━━ Information supplied
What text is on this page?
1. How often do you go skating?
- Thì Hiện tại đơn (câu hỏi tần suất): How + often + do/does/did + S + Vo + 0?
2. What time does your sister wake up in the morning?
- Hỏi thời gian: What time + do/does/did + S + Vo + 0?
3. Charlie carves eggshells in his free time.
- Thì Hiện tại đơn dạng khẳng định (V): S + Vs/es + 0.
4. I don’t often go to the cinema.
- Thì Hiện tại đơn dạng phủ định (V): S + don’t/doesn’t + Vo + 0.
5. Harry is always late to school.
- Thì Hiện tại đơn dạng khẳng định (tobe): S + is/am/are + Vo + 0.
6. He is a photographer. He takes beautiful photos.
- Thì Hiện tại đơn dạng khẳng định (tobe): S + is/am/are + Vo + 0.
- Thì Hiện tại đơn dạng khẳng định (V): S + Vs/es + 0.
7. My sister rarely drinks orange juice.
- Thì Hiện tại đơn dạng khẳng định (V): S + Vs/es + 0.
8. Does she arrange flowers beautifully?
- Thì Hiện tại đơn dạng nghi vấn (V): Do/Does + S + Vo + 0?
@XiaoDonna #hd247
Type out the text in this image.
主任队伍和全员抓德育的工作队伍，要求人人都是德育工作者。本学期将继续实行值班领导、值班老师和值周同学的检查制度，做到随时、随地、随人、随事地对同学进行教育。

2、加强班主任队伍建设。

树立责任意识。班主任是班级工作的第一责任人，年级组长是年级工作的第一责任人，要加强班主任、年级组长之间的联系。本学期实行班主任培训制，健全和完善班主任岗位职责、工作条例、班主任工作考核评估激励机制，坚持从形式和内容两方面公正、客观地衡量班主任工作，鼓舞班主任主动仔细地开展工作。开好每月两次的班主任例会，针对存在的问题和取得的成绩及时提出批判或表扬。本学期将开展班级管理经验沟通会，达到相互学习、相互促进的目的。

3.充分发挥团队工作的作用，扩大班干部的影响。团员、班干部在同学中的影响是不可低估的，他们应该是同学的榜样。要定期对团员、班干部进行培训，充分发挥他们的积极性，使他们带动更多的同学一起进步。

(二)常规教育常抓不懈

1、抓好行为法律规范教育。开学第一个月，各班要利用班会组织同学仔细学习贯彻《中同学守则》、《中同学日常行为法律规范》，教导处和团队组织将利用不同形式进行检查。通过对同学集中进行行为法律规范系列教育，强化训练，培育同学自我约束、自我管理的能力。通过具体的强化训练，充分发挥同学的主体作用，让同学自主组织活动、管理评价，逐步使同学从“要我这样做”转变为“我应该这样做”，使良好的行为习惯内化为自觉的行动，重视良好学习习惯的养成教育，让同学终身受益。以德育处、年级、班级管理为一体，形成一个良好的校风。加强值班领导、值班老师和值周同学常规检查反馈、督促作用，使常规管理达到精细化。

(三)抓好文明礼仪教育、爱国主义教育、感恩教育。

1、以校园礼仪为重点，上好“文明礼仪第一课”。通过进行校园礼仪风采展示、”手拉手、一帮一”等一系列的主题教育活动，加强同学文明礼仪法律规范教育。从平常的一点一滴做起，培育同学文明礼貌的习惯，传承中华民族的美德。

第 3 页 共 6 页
━━━━
Your objective -> Repeat all the records. Match each line exactly.

Exercise solution ->
What text is on this page?
1. How often do you go skating?
- Thì Hiện tại đơn (câu hỏi tần suất): How + often + do/does/did + S + Vo + 0?
2. What time does your sister wake up in the morning?
- Hỏi thời gian: What time + do/does/did + S + Vo + 0?
3. Charlie carves eggshells in his free time.
- Thì Hiện tại đơn dạng khẳng định (V): S + Vs/es + 0.
4. I don’t often go to the cinema.
- Thì Hiện tại đơn dạng phủ định (V): S + don’t/doesn’t + Vo + 0.
5. Harry is always late to school.
- Thì Hiện tại đơn dạng khẳng định (tobe): S + is/am/are + Vo + 0.
6. He is a photographer. He takes beautiful photos.
- Thì Hiện tại đơn dạng khẳng định (tobe): S + is/am/are + Vo + 0.
- Thì Hiện tại đơn dạng khẳng định (V): S + Vs/es + 0.
7. My sister rarely drinks orange juice.
- Thì Hiện tại đơn dạng khẳng định (V): S + Vs/es + 0.
8. Does she arrange flowers beautifully?
- Thì Hiện tại đơn dạng nghi vấn (V): Do/Does + S + Vo + 0?
@XiaoDonna #hd247
Type out the text in this image.
主任队伍和全员抓德育的工作队伍，要求人人都是德育工作者。本学期将继续实行值班领导、值班老师和值周同学的检查制度，做到随时、随地、随人、随事地对同学进行教育。

2、加强班主任队伍建设。

树立责任意识。班主任是班级工作的第一责任人，年级组长是年级工作的第一责任人，要加强班主任、年级组长之间的联系。本学期实行班主任培训制，健全和完善班主任岗位职责、工作条例、班主任工作考核评估激励机制，坚持从形式和内容两方面公正、客观地衡量班主任工作，鼓舞班主任主动仔细地开展工作。开好每月两次的班主任例会，针对存在的问题和取得的成绩及时提出批判或表扬。本学期将开展班级管理经验沟通会，达到相互学习、相互促进的目的。

3.充分发挥团队工作的作用，扩大班干部的影响。团员、班干部在同学中的影响是不可低估的，他们应该是同学的榜样。要定期对团员、班干部进行培训，充分发挥他们的积极性，使他们带动更多的同学一起进步。

(二)常规教育常抓不懈

1、抓好行为法律规范教育。开学第一个月，各班要利用班会组织同学仔细学习贯彻《中同学守则》、《中同学日常行为法律规范》，教导处和团队组织将利用不同形式进行检查。通过对同学集中进行行为法律规范系列教育，强化训练，培育同学自我约束、自我管理的能力。通过具体的强化训练，充分发挥同学的主体作用，让同学自主组织活动、管理评价，逐步使同学从“要我这样做”转变为“我应该这样做”，使良好的行为习惯内化为自觉的行动，重视良好学习习惯的养成教育，让同学终身受益。以德育处、年级、班级管理为一体，形成一个良好的校风。加强值班领导、值班老师和值周同学常规检查反馈、督促作用，使常规管理达到精细化。

(三)抓好文明礼仪教育、爱国主义教育、感恩教育。

1、以校园礼仪为重点，上好“文明礼仪第一课”。通过进行校园礼仪风采展示、”手拉手、一帮一”等一系列的主题教育活动，加强同学文明礼仪法律规范教育。从平常的一点一滴做起，培育同学文明礼貌的习惯，传承中华民族的美德。

第 3 页 共 6 页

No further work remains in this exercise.